→ **Source data**

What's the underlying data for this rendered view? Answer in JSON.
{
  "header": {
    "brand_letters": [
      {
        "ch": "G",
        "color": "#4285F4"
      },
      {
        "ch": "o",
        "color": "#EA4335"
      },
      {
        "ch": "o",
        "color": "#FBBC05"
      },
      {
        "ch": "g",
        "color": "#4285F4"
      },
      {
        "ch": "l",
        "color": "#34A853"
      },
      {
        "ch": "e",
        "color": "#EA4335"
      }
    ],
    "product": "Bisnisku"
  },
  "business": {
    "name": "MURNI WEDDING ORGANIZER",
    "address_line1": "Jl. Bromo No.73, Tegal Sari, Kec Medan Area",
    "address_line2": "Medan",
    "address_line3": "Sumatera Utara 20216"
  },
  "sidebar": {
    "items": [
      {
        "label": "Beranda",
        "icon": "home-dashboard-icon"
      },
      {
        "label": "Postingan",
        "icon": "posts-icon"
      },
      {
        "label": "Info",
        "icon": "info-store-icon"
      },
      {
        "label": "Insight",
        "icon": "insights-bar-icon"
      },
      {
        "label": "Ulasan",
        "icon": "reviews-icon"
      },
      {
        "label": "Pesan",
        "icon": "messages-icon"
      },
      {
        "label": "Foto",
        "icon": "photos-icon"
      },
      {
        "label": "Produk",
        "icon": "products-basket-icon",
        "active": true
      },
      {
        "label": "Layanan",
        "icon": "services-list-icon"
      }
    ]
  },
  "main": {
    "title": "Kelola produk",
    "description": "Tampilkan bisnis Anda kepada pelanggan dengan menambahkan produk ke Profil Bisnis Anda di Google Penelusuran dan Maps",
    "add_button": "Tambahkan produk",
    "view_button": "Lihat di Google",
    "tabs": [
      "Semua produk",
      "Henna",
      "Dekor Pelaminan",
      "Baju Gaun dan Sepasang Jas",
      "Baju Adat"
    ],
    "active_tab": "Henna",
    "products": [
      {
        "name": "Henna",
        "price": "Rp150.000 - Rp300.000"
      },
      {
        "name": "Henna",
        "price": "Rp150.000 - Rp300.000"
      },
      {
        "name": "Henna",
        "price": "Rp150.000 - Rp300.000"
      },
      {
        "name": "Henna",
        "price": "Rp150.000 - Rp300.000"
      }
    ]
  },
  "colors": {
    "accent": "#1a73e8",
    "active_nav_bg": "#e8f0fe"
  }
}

→ **Stated problem**
Transcribe the whole listing with nothing added or left out.

→ **Output for this exercise**
What's the underlying data for this rendered view? Answer in JSON.
{
  "header": {
    "brand_letters": [
      {
        "ch": "G",
        "color": "#4285F4"
      },
      {
        "ch": "o",
        "color": "#EA4335"
      },
      {
        "ch": "o",
        "color": "#FBBC05"
      },
      {
        "ch": "g",
        "color": "#4285F4"
      },
      {
        "ch": "l",
        "color": "#34A853"
      },
      {
        "ch": "e",
        "color": "#EA4335"
      }
    ],
    "product": "Bisnisku"
  },
  "business": {
    "name": "MURNI WEDDING ORGANIZER",
    "address_line1": "Jl. Bromo No.73, Tegal Sari, Kec Medan Area",
    "address_line2": "Medan",
    "address_line3": "Sumatera Utara 20216"
  },
  "sidebar": {
    "items": [
      {
        "label": "Beranda",
        "icon": "home-dashboard-icon"
      },
      {
        "label": "Postingan",
        "icon": "posts-icon"
      },
      {
        "label": "Info",
        "icon": "info-store-icon"
      },
      {
        "label": "Insight",
        "icon": "insights-bar-icon"
      },
      {
        "label": "Ulasan",
        "icon": "reviews-icon"
      },
      {
        "label": "Pesan",
        "icon": "messages-icon"
      },
      {
        "label": "Foto",
        "icon": "photos-icon"
      },
      {
        "label": "Produk",
        "icon": "products-basket-icon",
        "active": true
      },
      {
        "label": "Layanan",
        "icon": "services-list-icon"
      }
    ]
  },
  "main": {
    "title": "Kelola produk",
    "description": "Tampilkan bisnis Anda kepada pelanggan dengan menambahkan produk ke Profil Bisnis Anda di Google Penelusuran dan Maps",
    "add_button": "Tambahkan produk",
    "view_button": "Lihat di Google",
    "tabs": [
      "Semua produk",
      "Henna",
      "Dekor Pelaminan",
      "Baju Gaun dan Sepasang Jas",
      "Baju Adat"
    ],
    "active_tab": "Henna",
    "products": [
      {
        "name": "Henna",
        "price": "Rp150.000 - Rp300.000"
      },
      {
        "name": "Henna",
        "price": "Rp150.000 - Rp300.000"
      },
      {
        "name": "Henna",
        "price": "Rp150.000 - Rp300.000"
      },
      {
        "name": "Henna",
        "price": "Rp150.000 - Rp300.000"
      }
    ]
  },
  "colors": {
    "accent": "#1a73e8",
    "active_nav_bg": "#e8f0fe"
  }
}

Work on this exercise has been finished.